begin ENTRIES
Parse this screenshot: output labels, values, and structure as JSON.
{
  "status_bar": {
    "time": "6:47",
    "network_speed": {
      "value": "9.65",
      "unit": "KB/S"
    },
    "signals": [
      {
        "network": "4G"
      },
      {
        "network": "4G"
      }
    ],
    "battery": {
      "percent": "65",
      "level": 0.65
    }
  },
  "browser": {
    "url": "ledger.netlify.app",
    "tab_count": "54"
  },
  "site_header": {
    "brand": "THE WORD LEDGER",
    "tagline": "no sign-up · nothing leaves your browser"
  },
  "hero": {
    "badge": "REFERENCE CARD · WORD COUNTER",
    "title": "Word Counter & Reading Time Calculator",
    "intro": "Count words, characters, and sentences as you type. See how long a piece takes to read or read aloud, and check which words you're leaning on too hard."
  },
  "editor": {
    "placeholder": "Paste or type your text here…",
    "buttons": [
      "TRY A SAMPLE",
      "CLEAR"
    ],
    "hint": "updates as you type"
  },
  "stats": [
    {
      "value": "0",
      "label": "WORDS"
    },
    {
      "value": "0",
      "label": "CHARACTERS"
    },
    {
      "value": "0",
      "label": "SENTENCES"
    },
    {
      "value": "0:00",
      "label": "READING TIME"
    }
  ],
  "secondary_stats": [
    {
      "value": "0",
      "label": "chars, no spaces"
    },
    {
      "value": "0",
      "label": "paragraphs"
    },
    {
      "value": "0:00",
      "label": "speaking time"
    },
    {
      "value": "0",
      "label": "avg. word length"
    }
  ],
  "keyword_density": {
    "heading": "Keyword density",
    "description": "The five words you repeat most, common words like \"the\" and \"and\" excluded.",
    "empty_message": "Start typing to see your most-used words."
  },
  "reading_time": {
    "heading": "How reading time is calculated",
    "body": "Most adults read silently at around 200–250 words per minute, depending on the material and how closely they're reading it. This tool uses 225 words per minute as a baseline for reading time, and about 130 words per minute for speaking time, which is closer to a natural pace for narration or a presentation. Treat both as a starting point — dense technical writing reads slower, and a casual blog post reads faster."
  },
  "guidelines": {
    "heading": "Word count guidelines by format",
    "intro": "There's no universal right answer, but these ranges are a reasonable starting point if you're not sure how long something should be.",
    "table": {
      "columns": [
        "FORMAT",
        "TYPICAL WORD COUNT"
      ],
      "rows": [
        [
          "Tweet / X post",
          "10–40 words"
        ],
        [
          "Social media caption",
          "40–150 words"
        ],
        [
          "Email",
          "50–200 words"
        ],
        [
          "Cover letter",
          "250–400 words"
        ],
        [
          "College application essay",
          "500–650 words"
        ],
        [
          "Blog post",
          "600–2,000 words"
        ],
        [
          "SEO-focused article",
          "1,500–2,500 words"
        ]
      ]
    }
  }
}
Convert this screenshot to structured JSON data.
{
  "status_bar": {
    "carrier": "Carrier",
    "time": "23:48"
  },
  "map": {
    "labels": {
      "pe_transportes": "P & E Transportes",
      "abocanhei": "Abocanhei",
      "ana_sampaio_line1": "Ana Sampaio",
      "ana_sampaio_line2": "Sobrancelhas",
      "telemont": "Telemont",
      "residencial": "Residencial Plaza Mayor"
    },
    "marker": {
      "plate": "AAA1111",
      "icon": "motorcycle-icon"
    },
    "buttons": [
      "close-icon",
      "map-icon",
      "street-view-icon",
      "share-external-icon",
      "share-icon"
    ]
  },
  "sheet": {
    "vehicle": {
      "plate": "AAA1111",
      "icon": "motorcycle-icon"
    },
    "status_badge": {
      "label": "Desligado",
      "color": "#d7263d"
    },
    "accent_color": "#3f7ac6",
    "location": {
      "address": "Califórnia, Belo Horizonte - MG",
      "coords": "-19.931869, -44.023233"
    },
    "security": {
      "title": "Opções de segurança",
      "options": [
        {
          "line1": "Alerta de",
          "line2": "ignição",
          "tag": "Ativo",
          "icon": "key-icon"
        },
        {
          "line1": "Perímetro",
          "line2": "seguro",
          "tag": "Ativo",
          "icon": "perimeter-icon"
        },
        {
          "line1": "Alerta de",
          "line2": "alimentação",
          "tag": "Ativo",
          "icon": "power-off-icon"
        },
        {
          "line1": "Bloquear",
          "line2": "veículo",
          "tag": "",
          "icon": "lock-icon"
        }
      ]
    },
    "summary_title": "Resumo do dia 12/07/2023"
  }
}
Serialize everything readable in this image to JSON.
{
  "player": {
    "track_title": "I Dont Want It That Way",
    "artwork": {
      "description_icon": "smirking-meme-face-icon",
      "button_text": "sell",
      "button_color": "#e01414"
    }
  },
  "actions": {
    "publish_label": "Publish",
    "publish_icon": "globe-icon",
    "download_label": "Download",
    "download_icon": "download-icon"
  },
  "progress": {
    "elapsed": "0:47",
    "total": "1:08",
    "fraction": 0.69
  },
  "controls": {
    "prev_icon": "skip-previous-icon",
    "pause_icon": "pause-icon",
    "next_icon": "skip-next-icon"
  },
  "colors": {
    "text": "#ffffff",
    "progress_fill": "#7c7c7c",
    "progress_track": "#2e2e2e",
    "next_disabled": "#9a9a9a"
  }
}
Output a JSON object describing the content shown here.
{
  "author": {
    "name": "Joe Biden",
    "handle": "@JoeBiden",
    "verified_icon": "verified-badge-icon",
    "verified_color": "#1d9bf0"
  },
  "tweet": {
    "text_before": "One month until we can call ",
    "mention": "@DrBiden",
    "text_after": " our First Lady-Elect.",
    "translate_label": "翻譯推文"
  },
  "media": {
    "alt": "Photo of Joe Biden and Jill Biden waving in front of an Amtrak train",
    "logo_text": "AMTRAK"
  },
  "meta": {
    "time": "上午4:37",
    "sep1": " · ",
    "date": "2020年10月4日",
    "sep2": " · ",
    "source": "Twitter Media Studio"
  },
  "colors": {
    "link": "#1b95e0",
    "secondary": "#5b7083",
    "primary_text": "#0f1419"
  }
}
end ENTRIES
INSTRUCTIONS FOR THE TASK: In the records above, find each line with the word "your" and copy it.

EXERCISE OUTPUT:
    "tagline": "no sign-up · nothing leaves your browser"
    "placeholder": "Paste or type your text here…",
    "empty_message": "Start typing to see your most-used words."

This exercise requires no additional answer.